(Stored entries)
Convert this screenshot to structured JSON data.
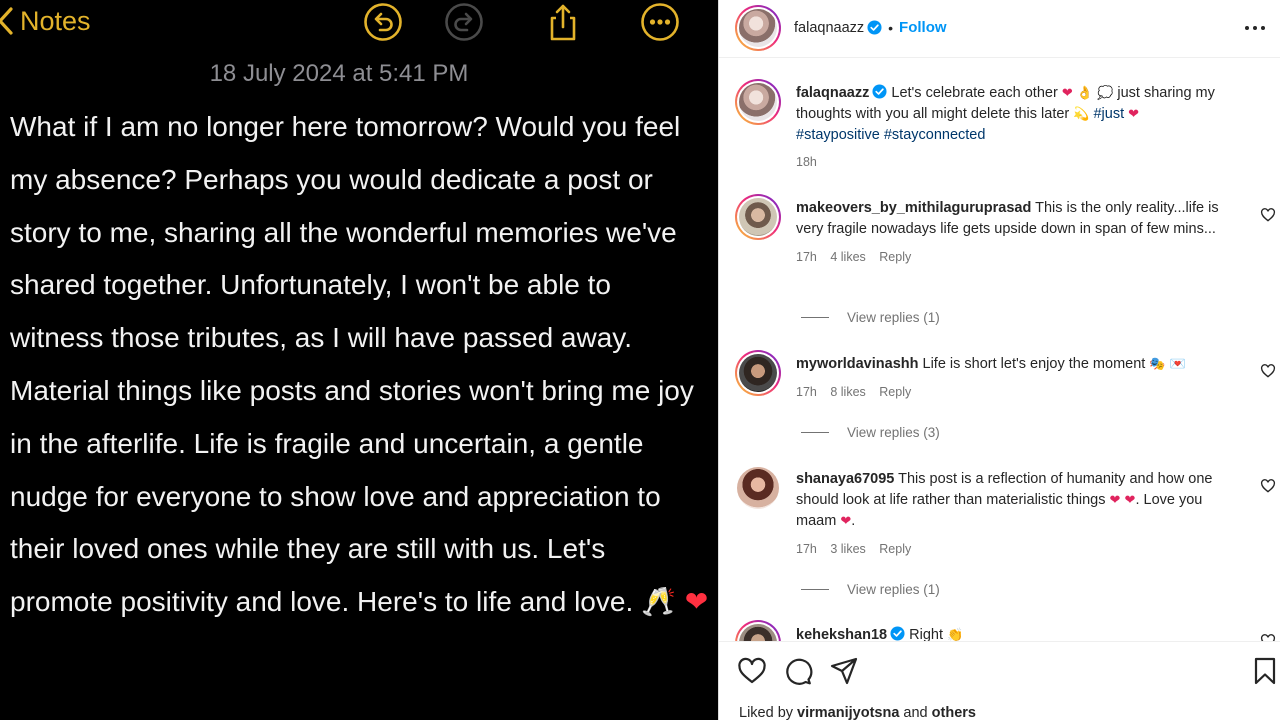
{
  "notes": {
    "back_label": "Notes",
    "date": "18 July 2024 at 5:41 PM",
    "body": "What if I am no longer here tomorrow? Would you feel my absence? Perhaps you would dedicate a post or story to me, sharing all the wonderful memories we've shared together. Unfortunately, I won't be able to witness those tributes, as I will have passed away. Material things like posts and stories won't bring me joy in the afterlife. Life is fragile and uncertain, a gentle nudge for everyone to show love and appreciation to their loved ones while they are still with us. Let's promote positivity and love. Here's to life and love.",
    "body_end_emoji": "🥂 ❤",
    "accent_color": "#e3b32b",
    "icons": [
      "back-chevron-icon",
      "undo-icon",
      "redo-icon",
      "share-icon",
      "more-circle-icon"
    ]
  },
  "instagram": {
    "header": {
      "username": "falaqnaazz",
      "separator": "•",
      "follow_label": "Follow",
      "more_label": "..."
    },
    "caption": {
      "username": "falaqnaazz",
      "text_1": "Let's celebrate each other",
      "emoji_1": "❤ 👌 💭",
      "text_2": "just sharing my thoughts with you all might delete this later",
      "emoji_2": "💫",
      "hashtag_just": "#just",
      "emoji_3": "❤",
      "hashtags": "#staypositive #stayconnected",
      "time": "18h"
    },
    "comments": [
      {
        "username": "makeovers_by_mithilaguruprasad",
        "text": "This is the only reality...life is very fragile nowadays life gets upside down in span of few mins...",
        "time": "17h",
        "likes": "4 likes",
        "reply_label": "Reply",
        "view_replies": "View replies (1)"
      },
      {
        "username": "myworldavinashh",
        "text": "Life is short let's enjoy the moment",
        "emoji": "🎭 💌",
        "time": "17h",
        "likes": "8 likes",
        "reply_label": "Reply",
        "view_replies": "View replies (3)"
      },
      {
        "username": "shanaya67095",
        "text": "This post is a reflection of humanity and how one should look at life rather than materialistic things",
        "emoji": "❤ ❤",
        "text_2": "Love you maam",
        "emoji_2": "❤",
        "time": "17h",
        "likes": "3 likes",
        "reply_label": "Reply",
        "view_replies": "View replies (1)"
      },
      {
        "username": "kehekshan18",
        "text": "Right",
        "emoji": "👏"
      }
    ],
    "footer": {
      "liked_by_prefix": "Liked by",
      "liked_by_user": "virmanijyotsna",
      "liked_by_and": "and",
      "liked_by_others": "others"
    },
    "colors": {
      "link_blue": "#0095f6",
      "hashtag": "#00376b",
      "muted": "#737373",
      "heart": "#e0245e"
    }
  }
}
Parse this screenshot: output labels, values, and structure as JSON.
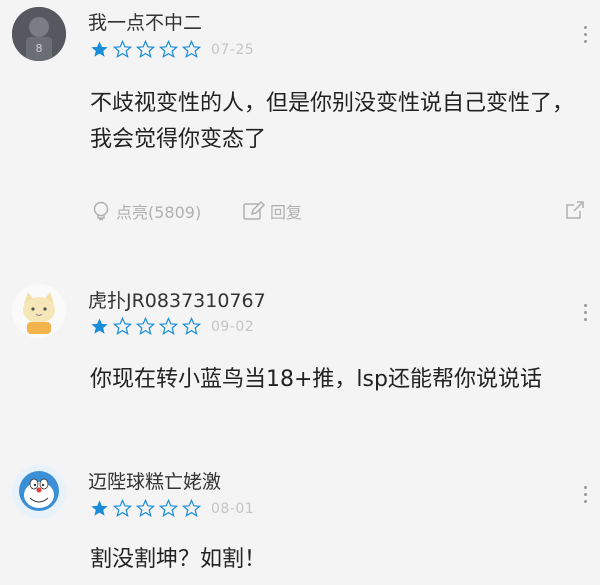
{
  "comments": [
    {
      "username": "我一点不中二",
      "stars_filled": 1,
      "stars_total": 5,
      "date": "07-25",
      "text": "不歧视变性的人，但是你别没变性说自己变性了，我会觉得你变态了",
      "like_label": "点亮(5809)",
      "reply_label": "回复",
      "avatar_badge": "8"
    },
    {
      "username": "虎扑JR0837310767",
      "stars_filled": 1,
      "stars_total": 5,
      "date": "09-02",
      "text": "你现在转小蓝鸟当18+推，lsp还能帮你说说话"
    },
    {
      "username": "迈陛球糕亡姥激",
      "stars_filled": 1,
      "stars_total": 5,
      "date": "08-01",
      "text": "割没割坤？如割！"
    }
  ],
  "colors": {
    "star": "#1a8dd8",
    "muted": "#b0b0b0",
    "date": "#c4c4c4",
    "background": "#f4f4f4"
  },
  "icons": [
    "more-vertical-icon",
    "lightbulb-icon",
    "reply-edit-icon",
    "share-icon"
  ]
}
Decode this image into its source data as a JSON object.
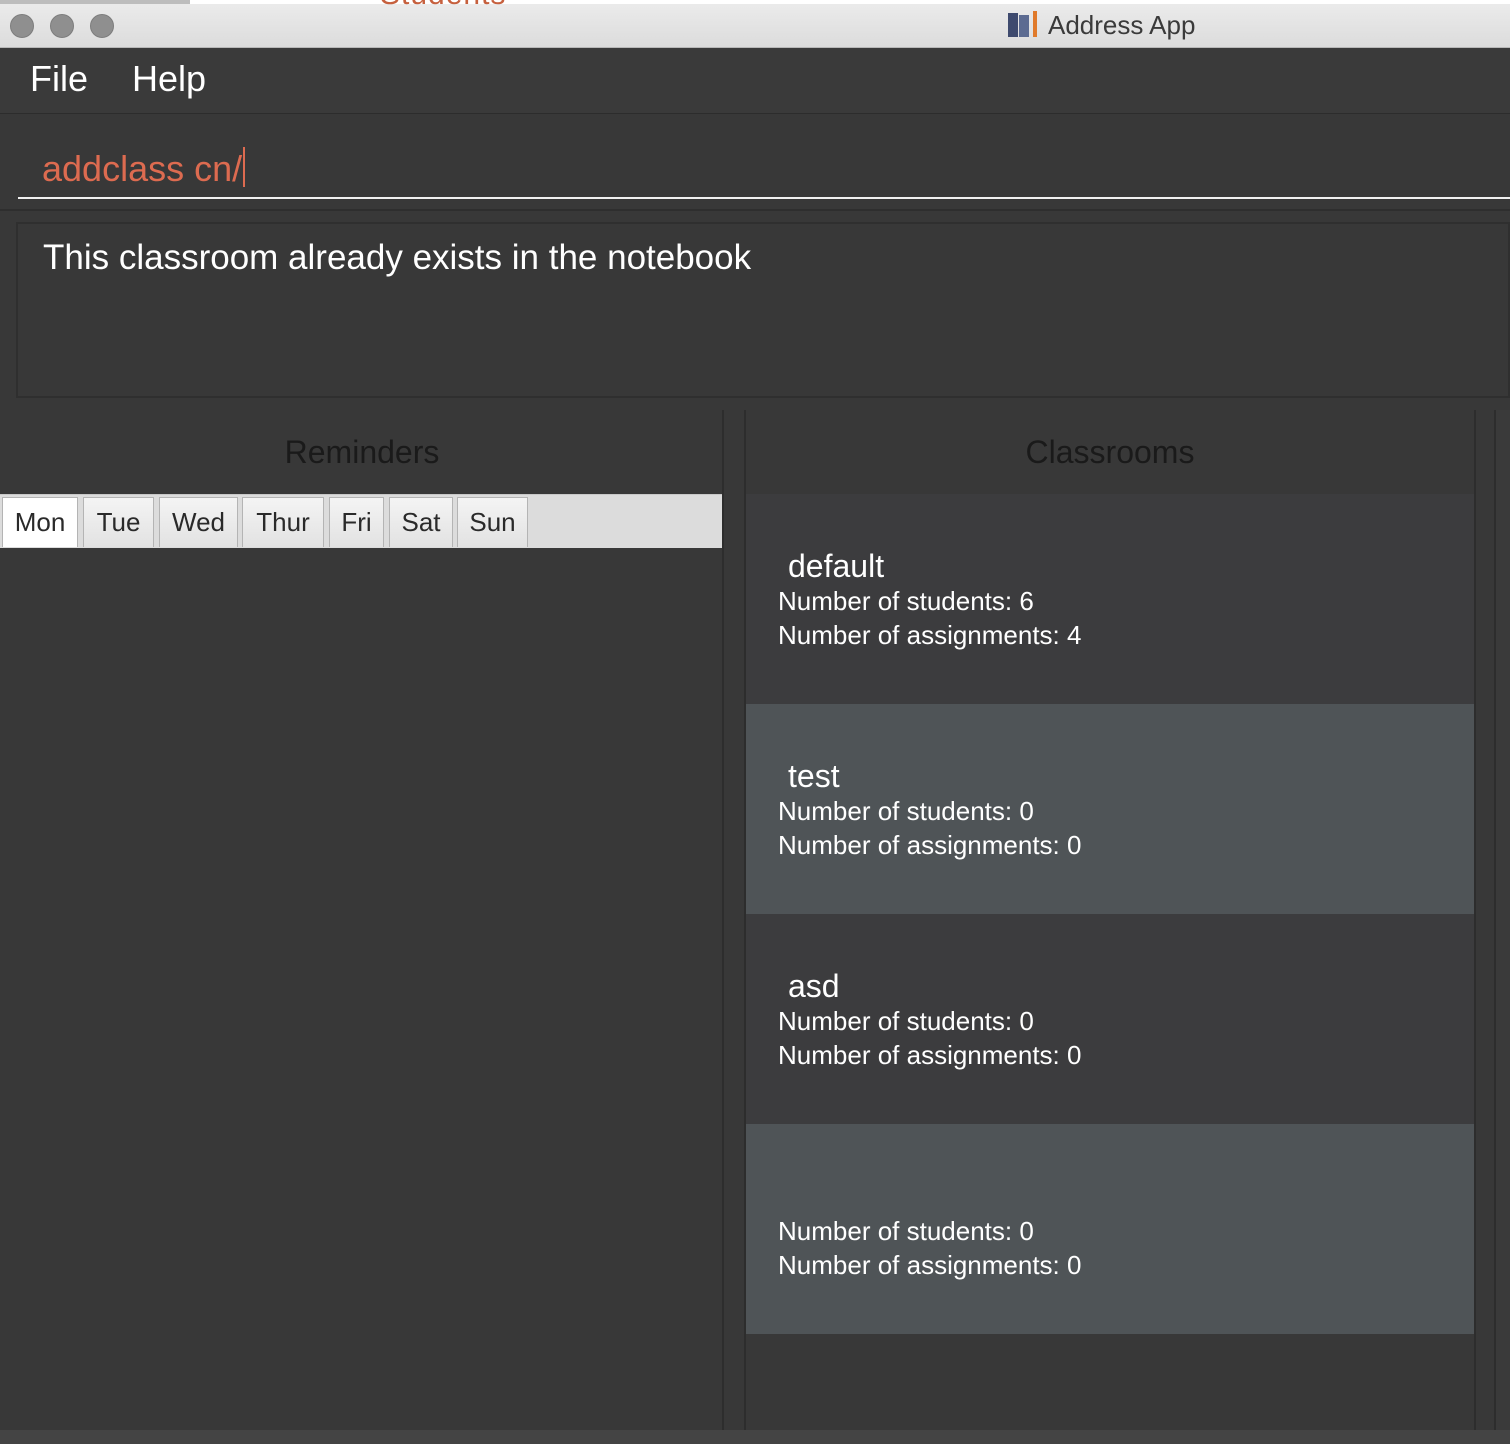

== AIM OF THE EXERCISE ==
Repeat all of the entries word for word, but omit the pictures.

== EXERCISE ANSWER ==
Convert this screenshot to structured JSON data.
{
  "notes": {
    "back_label": "Notes",
    "date": "18 July 2024 at 5:41 PM",
    "body": "What if I am no longer here tomorrow? Would you feel my absence? Perhaps you would dedicate a post or story to me, sharing all the wonderful memories we've shared together. Unfortunately, I won't be able to witness those tributes, as I will have passed away. Material things like posts and stories won't bring me joy in the afterlife. Life is fragile and uncertain, a gentle nudge for everyone to show love and appreciation to their loved ones while they are still with us. Let's promote positivity and love. Here's to life and love.",
    "body_end_emoji": "🥂 ❤",
    "accent_color": "#e3b32b",
    "icons": [
      "back-chevron-icon",
      "undo-icon",
      "redo-icon",
      "share-icon",
      "more-circle-icon"
    ]
  },
  "instagram": {
    "header": {
      "username": "falaqnaazz",
      "separator": "•",
      "follow_label": "Follow",
      "more_label": "..."
    },
    "caption": {
      "username": "falaqnaazz",
      "text_1": "Let's celebrate each other",
      "emoji_1": "❤ 👌 💭",
      "text_2": "just sharing my thoughts with you all might delete this later",
      "emoji_2": "💫",
      "hashtag_just": "#just",
      "emoji_3": "❤",
      "hashtags": "#staypositive #stayconnected",
      "time": "18h"
    },
    "comments": [
      {
        "username": "makeovers_by_mithilaguruprasad",
        "text": "This is the only reality...life is very fragile nowadays life gets upside down in span of few mins...",
        "time": "17h",
        "likes": "4 likes",
        "reply_label": "Reply",
        "view_replies": "View replies (1)"
      },
      {
        "username": "myworldavinashh",
        "text": "Life is short let's enjoy the moment",
        "emoji": "🎭 💌",
        "time": "17h",
        "likes": "8 likes",
        "reply_label": "Reply",
        "view_replies": "View replies (3)"
      },
      {
        "username": "shanaya67095",
        "text": "This post is a reflection of humanity and how one should look at life rather than materialistic things",
        "emoji": "❤ ❤",
        "text_2": "Love you maam",
        "emoji_2": "❤",
        "time": "17h",
        "likes": "3 likes",
        "reply_label": "Reply",
        "view_replies": "View replies (1)"
      },
      {
        "username": "kehekshan18",
        "text": "Right",
        "emoji": "👏"
      }
    ],
    "footer": {
      "liked_by_prefix": "Liked by",
      "liked_by_user": "virmanijyotsna",
      "liked_by_and": "and",
      "liked_by_others": "others"
    },
    "colors": {
      "link_blue": "#0095f6",
      "hashtag": "#00376b",
      "muted": "#737373",
      "heart": "#e0245e"
    }
  }
}
Parse this screenshot: output labels, values, and structure as JSON.
{
  "comments": [
    {
      "username": "我一点不中二",
      "stars_filled": 1,
      "stars_total": 5,
      "date": "07-25",
      "text": "不歧视变性的人，但是你别没变性说自己变性了，我会觉得你变态了",
      "like_label": "点亮(5809)",
      "reply_label": "回复",
      "avatar_badge": "8"
    },
    {
      "username": "虎扑JR0837310767",
      "stars_filled": 1,
      "stars_total": 5,
      "date": "09-02",
      "text": "你现在转小蓝鸟当18+推，lsp还能帮你说说话"
    },
    {
      "username": "迈陛球糕亡姥激",
      "stars_filled": 1,
      "stars_total": 5,
      "date": "08-01",
      "text": "割没割坤？如割！"
    }
  ],
  "colors": {
    "star": "#1a8dd8",
    "muted": "#b0b0b0",
    "date": "#c4c4c4",
    "background": "#f4f4f4"
  },
  "icons": [
    "more-vertical-icon",
    "lightbulb-icon",
    "reply-edit-icon",
    "share-icon"
  ]
}
Decode this image into its source data as a JSON object.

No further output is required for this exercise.